# Written problem
Put every line of the items below into a Markdown table with the columns Row and Line, numbering the rows and omitting blank lines.

Dataset items:
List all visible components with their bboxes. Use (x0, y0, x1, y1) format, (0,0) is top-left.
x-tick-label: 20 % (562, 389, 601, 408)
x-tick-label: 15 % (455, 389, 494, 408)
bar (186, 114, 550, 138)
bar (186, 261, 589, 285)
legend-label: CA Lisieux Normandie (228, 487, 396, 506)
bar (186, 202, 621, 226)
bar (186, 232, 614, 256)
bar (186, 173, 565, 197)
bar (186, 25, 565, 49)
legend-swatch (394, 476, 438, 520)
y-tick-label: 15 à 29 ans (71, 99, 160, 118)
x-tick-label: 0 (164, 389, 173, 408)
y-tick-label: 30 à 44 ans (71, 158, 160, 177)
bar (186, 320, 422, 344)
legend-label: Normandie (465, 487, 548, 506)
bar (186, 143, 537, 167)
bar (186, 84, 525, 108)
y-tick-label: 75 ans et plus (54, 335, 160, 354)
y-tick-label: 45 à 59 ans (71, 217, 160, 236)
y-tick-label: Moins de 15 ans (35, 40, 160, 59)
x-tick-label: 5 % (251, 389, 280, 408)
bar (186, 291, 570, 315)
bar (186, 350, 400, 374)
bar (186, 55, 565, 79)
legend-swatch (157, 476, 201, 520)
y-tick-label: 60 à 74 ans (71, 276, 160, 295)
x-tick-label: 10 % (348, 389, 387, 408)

# Solution
| Row | Line |
|---|---|
| 1 | List all visible components with their bboxes. Use (x0, y0, x1, y1) format, (0,0) is top-left. |
| 2 | x-tick-label: 20 % (562, 389, 601, 408) |
| 3 | x-tick-label: 15 % (455, 389, 494, 408) |
| 4 | bar (186, 114, 550, 138) |
| 5 | bar (186, 261, 589, 285) |
| 6 | legend-label: CA Lisieux Normandie (228, 487, 396, 506) |
| 7 | bar (186, 202, 621, 226) |
| 8 | bar (186, 232, 614, 256) |
| 9 | bar (186, 173, 565, 197) |
| 10 | bar (186, 25, 565, 49) |
| 11 | legend-swatch (394, 476, 438, 520) |
| 12 | y-tick-label: 15 à 29 ans (71, 99, 160, 118) |
| 13 | x-tick-label: 0 (164, 389, 173, 408) |
| 14 | y-tick-label: 30 à 44 ans (71, 158, 160, 177) |
| 15 | bar (186, 320, 422, 344) |
| 16 | legend-label: Normandie (465, 487, 548, 506) |
| 17 | bar (186, 143, 537, 167) |
| 18 | bar (186, 84, 525, 108) |
| 19 | y-tick-label: 75 ans et plus (54, 335, 160, 354) |
| 20 | y-tick-label: 45 à 59 ans (71, 217, 160, 236) |
| 21 | y-tick-label: Moins de 15 ans (35, 40, 160, 59) |
| 22 | x-tick-label: 5 % (251, 389, 280, 408) |
| 23 | bar (186, 291, 570, 315) |
| 24 | bar (186, 350, 400, 374) |
| 25 | bar (186, 55, 565, 79) |
| 26 | legend-swatch (157, 476, 201, 520) |
| 27 | y-tick-label: 60 à 74 ans (71, 276, 160, 295) |
| 28 | x-tick-label: 10 % (348, 389, 387, 408) |